» Task prompt:
Copy every line of the records below that holds the word "Bridge".

** start of Supplied material **

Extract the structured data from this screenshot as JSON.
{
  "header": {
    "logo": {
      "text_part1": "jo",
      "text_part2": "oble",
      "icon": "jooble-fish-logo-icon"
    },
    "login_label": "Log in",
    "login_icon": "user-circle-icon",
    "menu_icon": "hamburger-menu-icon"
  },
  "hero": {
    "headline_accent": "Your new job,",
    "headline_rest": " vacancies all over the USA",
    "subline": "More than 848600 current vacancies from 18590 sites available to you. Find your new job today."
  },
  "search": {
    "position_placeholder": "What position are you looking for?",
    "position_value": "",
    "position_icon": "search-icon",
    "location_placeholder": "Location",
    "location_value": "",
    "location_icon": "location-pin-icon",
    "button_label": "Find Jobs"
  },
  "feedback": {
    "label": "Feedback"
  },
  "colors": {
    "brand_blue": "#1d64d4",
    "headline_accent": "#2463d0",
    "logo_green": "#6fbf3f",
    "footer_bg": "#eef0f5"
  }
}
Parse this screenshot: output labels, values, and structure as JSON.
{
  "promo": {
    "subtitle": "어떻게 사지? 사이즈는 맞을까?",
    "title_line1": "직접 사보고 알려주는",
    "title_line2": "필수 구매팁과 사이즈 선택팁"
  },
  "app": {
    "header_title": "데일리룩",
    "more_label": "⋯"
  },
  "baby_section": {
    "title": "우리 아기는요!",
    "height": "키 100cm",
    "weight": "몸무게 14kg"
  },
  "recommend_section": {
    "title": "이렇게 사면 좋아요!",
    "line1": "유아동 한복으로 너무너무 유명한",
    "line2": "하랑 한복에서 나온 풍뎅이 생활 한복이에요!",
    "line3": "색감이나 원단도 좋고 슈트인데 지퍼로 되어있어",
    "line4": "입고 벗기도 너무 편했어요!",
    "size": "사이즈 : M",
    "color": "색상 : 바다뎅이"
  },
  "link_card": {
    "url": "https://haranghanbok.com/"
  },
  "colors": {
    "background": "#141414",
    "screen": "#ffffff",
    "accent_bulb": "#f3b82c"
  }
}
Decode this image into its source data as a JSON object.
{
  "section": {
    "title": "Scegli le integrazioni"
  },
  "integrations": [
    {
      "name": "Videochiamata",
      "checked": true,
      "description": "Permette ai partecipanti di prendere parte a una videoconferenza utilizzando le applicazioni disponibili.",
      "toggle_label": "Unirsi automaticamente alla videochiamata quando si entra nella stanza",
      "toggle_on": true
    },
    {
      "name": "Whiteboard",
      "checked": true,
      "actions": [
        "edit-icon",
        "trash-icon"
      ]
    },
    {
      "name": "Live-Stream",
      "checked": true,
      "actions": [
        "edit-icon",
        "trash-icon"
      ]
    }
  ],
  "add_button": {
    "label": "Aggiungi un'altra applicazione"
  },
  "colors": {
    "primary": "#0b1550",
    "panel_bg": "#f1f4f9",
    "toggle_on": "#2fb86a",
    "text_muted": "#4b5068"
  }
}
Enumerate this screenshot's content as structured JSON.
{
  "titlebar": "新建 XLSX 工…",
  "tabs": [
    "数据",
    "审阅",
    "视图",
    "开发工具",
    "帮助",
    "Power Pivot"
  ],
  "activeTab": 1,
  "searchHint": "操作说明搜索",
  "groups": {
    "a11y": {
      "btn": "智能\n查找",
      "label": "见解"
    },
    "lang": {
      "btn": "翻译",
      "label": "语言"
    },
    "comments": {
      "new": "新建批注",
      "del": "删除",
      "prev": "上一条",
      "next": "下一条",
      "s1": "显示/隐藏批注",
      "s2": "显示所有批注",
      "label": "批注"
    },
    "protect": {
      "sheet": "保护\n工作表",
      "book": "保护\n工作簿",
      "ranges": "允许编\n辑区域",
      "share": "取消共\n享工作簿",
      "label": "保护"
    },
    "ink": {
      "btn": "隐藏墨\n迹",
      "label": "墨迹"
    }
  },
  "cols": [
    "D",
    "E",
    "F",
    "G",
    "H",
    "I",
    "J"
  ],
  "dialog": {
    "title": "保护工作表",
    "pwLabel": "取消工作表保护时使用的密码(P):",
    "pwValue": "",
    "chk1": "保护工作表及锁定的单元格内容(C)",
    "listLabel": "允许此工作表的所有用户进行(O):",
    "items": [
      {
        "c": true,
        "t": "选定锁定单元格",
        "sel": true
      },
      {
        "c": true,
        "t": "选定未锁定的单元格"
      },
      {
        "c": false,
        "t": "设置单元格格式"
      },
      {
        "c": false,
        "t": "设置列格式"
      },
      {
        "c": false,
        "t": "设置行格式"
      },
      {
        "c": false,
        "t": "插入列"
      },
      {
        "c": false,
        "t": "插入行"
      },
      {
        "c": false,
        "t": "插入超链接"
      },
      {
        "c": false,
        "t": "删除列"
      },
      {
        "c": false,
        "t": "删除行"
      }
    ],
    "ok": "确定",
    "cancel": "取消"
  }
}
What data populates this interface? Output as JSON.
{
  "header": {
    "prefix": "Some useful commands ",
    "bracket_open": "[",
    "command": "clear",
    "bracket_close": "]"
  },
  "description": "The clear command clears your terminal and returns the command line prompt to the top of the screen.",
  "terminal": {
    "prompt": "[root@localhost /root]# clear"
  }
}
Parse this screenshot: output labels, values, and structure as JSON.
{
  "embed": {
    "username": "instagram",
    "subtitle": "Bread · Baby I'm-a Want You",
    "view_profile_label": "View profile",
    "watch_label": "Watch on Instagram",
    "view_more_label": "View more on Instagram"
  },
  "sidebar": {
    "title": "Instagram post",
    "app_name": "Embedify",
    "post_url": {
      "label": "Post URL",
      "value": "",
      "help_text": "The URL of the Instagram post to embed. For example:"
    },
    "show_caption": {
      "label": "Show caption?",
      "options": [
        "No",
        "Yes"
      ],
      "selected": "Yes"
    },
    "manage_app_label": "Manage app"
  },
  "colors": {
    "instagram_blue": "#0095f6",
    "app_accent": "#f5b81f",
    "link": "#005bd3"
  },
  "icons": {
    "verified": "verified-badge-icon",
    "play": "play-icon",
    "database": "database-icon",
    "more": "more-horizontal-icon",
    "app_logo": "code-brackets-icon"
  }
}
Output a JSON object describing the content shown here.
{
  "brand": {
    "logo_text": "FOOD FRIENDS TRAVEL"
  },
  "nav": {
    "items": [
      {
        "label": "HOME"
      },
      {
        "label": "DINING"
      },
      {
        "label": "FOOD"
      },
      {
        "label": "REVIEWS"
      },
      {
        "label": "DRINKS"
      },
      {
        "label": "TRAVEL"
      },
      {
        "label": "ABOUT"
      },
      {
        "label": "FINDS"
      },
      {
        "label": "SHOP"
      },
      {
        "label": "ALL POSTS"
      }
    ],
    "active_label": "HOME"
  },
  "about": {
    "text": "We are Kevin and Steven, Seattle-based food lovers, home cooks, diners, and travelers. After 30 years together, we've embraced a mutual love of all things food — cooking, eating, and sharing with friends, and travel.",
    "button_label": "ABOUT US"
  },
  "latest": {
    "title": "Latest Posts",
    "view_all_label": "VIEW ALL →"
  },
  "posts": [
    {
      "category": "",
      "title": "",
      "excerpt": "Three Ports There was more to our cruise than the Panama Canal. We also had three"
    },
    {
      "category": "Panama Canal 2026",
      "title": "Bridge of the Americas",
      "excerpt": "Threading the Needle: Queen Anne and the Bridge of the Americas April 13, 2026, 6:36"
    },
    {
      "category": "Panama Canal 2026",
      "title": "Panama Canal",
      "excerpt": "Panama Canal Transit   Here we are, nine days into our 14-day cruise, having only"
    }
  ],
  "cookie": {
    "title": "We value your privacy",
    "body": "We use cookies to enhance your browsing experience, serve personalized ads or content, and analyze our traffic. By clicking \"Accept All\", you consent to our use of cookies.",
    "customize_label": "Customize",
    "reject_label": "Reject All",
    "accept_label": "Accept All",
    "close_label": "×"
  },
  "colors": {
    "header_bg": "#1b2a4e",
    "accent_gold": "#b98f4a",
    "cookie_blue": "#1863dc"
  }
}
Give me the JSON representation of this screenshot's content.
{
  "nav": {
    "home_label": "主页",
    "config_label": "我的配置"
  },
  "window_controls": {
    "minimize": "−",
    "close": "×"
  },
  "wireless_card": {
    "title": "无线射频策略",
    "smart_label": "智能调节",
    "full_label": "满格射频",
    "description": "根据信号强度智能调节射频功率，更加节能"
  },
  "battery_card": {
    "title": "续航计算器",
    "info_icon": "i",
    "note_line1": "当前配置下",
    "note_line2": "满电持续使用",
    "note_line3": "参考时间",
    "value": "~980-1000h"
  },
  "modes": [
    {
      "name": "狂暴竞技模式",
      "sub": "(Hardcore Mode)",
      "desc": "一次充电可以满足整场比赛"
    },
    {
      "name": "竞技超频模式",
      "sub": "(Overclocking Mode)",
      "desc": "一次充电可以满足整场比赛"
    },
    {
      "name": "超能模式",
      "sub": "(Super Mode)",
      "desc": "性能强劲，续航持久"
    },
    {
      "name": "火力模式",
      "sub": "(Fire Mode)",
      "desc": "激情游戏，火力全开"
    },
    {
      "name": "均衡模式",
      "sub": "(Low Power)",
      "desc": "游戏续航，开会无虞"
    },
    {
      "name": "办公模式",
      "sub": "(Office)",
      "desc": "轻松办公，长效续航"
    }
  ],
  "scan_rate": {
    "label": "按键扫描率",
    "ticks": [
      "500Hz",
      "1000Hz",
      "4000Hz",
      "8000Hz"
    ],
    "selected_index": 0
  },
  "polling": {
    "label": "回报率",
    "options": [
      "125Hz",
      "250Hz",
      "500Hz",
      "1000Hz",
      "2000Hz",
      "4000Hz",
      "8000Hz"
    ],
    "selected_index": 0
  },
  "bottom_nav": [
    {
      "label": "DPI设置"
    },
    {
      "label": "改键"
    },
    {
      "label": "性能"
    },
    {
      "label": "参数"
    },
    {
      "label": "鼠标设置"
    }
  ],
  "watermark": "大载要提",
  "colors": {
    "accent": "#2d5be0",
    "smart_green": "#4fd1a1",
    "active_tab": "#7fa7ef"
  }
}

** end of Supplied material **

» Solution to this exercise:
      "title": "Bridge of the Americas",
      "excerpt": "Threading the Needle: Queen Anne and the Bridge of the Americas April 13, 2026, 6:36"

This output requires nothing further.